[Start of Supplied material]

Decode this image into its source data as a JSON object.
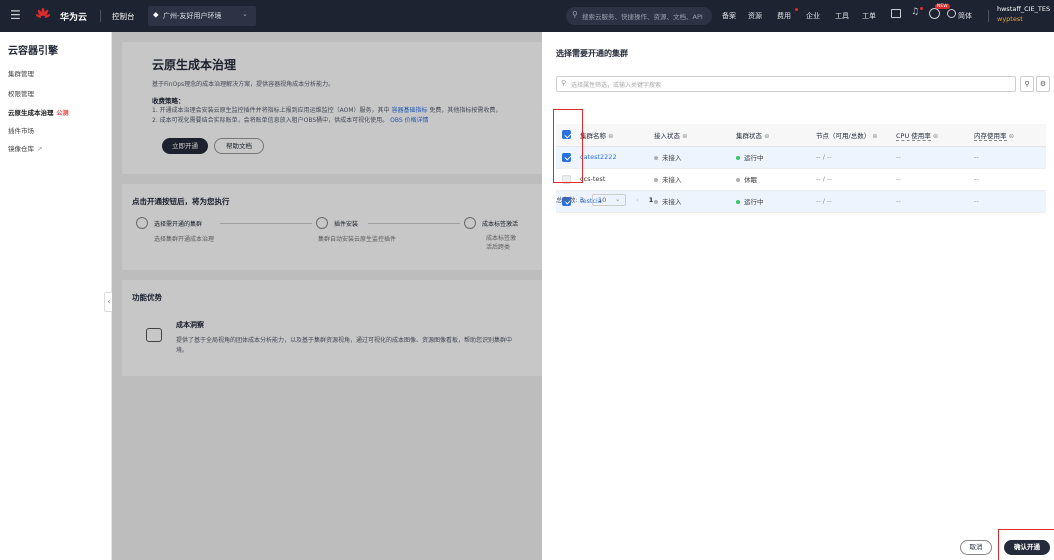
{
  "topbar": {
    "brand": "华为云",
    "console": "控制台",
    "region": "广州-友好用户环境",
    "search_placeholder": "搜索云服务、快捷操作、资源、文档、API",
    "nav": [
      "备案",
      "资源",
      "费用",
      "企业",
      "工具",
      "工单"
    ],
    "new_badge": "NEW",
    "lang": "简体",
    "user_line1": "hwstaff_CIE_TES",
    "user_line2": "wyptest"
  },
  "sidebar": {
    "title": "云容器引擎",
    "items": [
      {
        "label": "集群管理"
      },
      {
        "label": "权限管理"
      },
      {
        "label": "云原生成本治理",
        "badge": "公测"
      },
      {
        "label": "插件市场"
      },
      {
        "label": "镜像仓库"
      }
    ]
  },
  "main": {
    "title": "云原生成本治理",
    "subtitle": "基于FinOps理念的成本治理解决方案，提供容器视角成本分析能力。",
    "fee_title": "收费策略：",
    "fee_line1": "1. 开通成本治理会安装云原生监控插件并将指标上报到应用运维监控（AOM）服务，其中",
    "fee_line1_link": "容器基础指标",
    "fee_line1_tail": "免费，其他指标按需收费，",
    "fee_line2": "2. 成本可视化需要结合实际账单，会将账单信息放入租户OBS桶中，供成本可视化使用。",
    "fee_line2_link": "OBS 价格详情",
    "open_btn": "立即开通",
    "help_btn": "帮助文档",
    "steps_title": "点击开通按钮后，将为您执行",
    "steps": [
      {
        "label": "选择需开通的集群",
        "desc": "选择集群开通成本治理"
      },
      {
        "label": "插件安装",
        "desc": "集群自动安装云原生监控插件"
      },
      {
        "label": "成本标签激活",
        "desc": "成本标签激活后跨类"
      }
    ],
    "adv_title": "功能优势",
    "adv_name": "成本洞察",
    "adv_desc1": "提供了基于全局视角的团体成本分析能力，以及基于集群资源视角，通过可视化的成本图像、资源图像看板，帮助您识别集群中",
    "adv_desc2": "境。"
  },
  "panel": {
    "title": "选择需要开通的集群",
    "search_placeholder": "选择属性筛选，或输入关键字搜索",
    "columns": [
      "集群名称",
      "接入状态",
      "集群状态",
      "节点（可用/总数）",
      "CPU 使用率",
      "内存使用率"
    ],
    "rows": [
      {
        "name": "catest2222",
        "access": "未接入",
        "status": "运行中",
        "nodes": "-- / --",
        "cpu": "--",
        "mem": "--",
        "checked": true
      },
      {
        "name": "ccs-test",
        "access": "未接入",
        "status": "休眠",
        "nodes": "-- / --",
        "cpu": "--",
        "mem": "--",
        "checked": false
      },
      {
        "name": "testcia",
        "access": "未接入",
        "status": "运行中",
        "nodes": "-- / --",
        "cpu": "--",
        "mem": "--",
        "checked": true
      }
    ],
    "total_label": "总条数: 3",
    "page_size": "10",
    "page": "1",
    "cancel": "取消",
    "confirm": "确认开通"
  },
  "colors": {
    "topbar": "#1e2331",
    "accent": "#2970e0",
    "running": "#3ac562",
    "inactive": "#b0b0b0",
    "danger": "#e02c2c"
  }
}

[End of Supplied material]

Retype every entry verbatim and exclude the pictures from the copy.

*The answer*
Decode this image into its source data as a JSON object.
{
  "topbar": {
    "brand": "华为云",
    "console": "控制台",
    "region": "广州-友好用户环境",
    "search_placeholder": "搜索云服务、快捷操作、资源、文档、API",
    "nav": [
      "备案",
      "资源",
      "费用",
      "企业",
      "工具",
      "工单"
    ],
    "new_badge": "NEW",
    "lang": "简体",
    "user_line1": "hwstaff_CIE_TES",
    "user_line2": "wyptest"
  },
  "sidebar": {
    "title": "云容器引擎",
    "items": [
      {
        "label": "集群管理"
      },
      {
        "label": "权限管理"
      },
      {
        "label": "云原生成本治理",
        "badge": "公测"
      },
      {
        "label": "插件市场"
      },
      {
        "label": "镜像仓库"
      }
    ]
  },
  "main": {
    "title": "云原生成本治理",
    "subtitle": "基于FinOps理念的成本治理解决方案，提供容器视角成本分析能力。",
    "fee_title": "收费策略：",
    "fee_line1": "1. 开通成本治理会安装云原生监控插件并将指标上报到应用运维监控（AOM）服务，其中",
    "fee_line1_link": "容器基础指标",
    "fee_line1_tail": "免费，其他指标按需收费，",
    "fee_line2": "2. 成本可视化需要结合实际账单，会将账单信息放入租户OBS桶中，供成本可视化使用。",
    "fee_line2_link": "OBS 价格详情",
    "open_btn": "立即开通",
    "help_btn": "帮助文档",
    "steps_title": "点击开通按钮后，将为您执行",
    "steps": [
      {
        "label": "选择需开通的集群",
        "desc": "选择集群开通成本治理"
      },
      {
        "label": "插件安装",
        "desc": "集群自动安装云原生监控插件"
      },
      {
        "label": "成本标签激活",
        "desc": "成本标签激活后跨类"
      }
    ],
    "adv_title": "功能优势",
    "adv_name": "成本洞察",
    "adv_desc1": "提供了基于全局视角的团体成本分析能力，以及基于集群资源视角，通过可视化的成本图像、资源图像看板，帮助您识别集群中",
    "adv_desc2": "境。"
  },
  "panel": {
    "title": "选择需要开通的集群",
    "search_placeholder": "选择属性筛选，或输入关键字搜索",
    "columns": [
      "集群名称",
      "接入状态",
      "集群状态",
      "节点（可用/总数）",
      "CPU 使用率",
      "内存使用率"
    ],
    "rows": [
      {
        "name": "catest2222",
        "access": "未接入",
        "status": "运行中",
        "nodes": "-- / --",
        "cpu": "--",
        "mem": "--",
        "checked": true
      },
      {
        "name": "ccs-test",
        "access": "未接入",
        "status": "休眠",
        "nodes": "-- / --",
        "cpu": "--",
        "mem": "--",
        "checked": false
      },
      {
        "name": "testcia",
        "access": "未接入",
        "status": "运行中",
        "nodes": "-- / --",
        "cpu": "--",
        "mem": "--",
        "checked": true
      }
    ],
    "total_label": "总条数: 3",
    "page_size": "10",
    "page": "1",
    "cancel": "取消",
    "confirm": "确认开通"
  },
  "colors": {
    "topbar": "#1e2331",
    "accent": "#2970e0",
    "running": "#3ac562",
    "inactive": "#b0b0b0",
    "danger": "#e02c2c"
  }
}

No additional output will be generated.